**Work required:** Locate and copy all lines bearing the word "ylabel".

****************************************

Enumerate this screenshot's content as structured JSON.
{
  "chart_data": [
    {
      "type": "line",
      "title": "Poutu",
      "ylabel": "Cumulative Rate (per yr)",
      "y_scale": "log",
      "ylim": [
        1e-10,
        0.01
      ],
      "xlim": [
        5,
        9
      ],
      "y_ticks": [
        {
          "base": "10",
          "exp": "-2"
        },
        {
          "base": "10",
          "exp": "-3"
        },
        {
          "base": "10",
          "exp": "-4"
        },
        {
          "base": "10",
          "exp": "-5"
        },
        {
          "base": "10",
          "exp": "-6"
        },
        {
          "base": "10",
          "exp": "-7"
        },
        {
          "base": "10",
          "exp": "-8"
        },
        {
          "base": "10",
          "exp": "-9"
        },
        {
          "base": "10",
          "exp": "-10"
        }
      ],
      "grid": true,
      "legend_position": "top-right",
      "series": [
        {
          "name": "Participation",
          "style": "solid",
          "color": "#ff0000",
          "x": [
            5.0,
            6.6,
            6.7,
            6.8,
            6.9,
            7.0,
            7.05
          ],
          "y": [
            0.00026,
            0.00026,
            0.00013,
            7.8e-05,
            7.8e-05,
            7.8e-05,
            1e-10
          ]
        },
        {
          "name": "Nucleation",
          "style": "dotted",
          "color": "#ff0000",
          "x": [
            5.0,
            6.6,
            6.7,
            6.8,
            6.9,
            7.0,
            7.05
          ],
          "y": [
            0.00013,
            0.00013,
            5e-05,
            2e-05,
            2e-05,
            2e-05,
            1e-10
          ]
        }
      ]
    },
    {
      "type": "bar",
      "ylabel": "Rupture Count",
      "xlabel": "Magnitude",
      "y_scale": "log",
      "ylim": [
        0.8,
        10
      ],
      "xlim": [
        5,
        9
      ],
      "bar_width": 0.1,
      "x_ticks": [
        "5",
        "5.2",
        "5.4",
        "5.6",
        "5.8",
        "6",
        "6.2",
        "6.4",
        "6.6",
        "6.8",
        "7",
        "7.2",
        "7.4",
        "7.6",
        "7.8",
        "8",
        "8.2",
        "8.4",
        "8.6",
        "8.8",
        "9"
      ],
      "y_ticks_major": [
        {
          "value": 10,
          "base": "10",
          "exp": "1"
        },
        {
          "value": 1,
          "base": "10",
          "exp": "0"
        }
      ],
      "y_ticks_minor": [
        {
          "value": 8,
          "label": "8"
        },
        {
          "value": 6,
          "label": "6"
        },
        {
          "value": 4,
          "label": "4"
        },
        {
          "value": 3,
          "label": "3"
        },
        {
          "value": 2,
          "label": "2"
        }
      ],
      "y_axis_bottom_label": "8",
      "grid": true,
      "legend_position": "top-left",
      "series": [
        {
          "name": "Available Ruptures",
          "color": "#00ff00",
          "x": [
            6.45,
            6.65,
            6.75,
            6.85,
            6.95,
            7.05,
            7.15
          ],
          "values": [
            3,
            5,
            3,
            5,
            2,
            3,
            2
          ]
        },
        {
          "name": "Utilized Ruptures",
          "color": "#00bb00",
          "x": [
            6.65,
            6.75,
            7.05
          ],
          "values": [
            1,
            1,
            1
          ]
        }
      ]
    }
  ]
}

****************************************

**Task solution:**
      "ylabel": "Cumulative Rate (per yr)",
      "ylabel": "Rupture Count",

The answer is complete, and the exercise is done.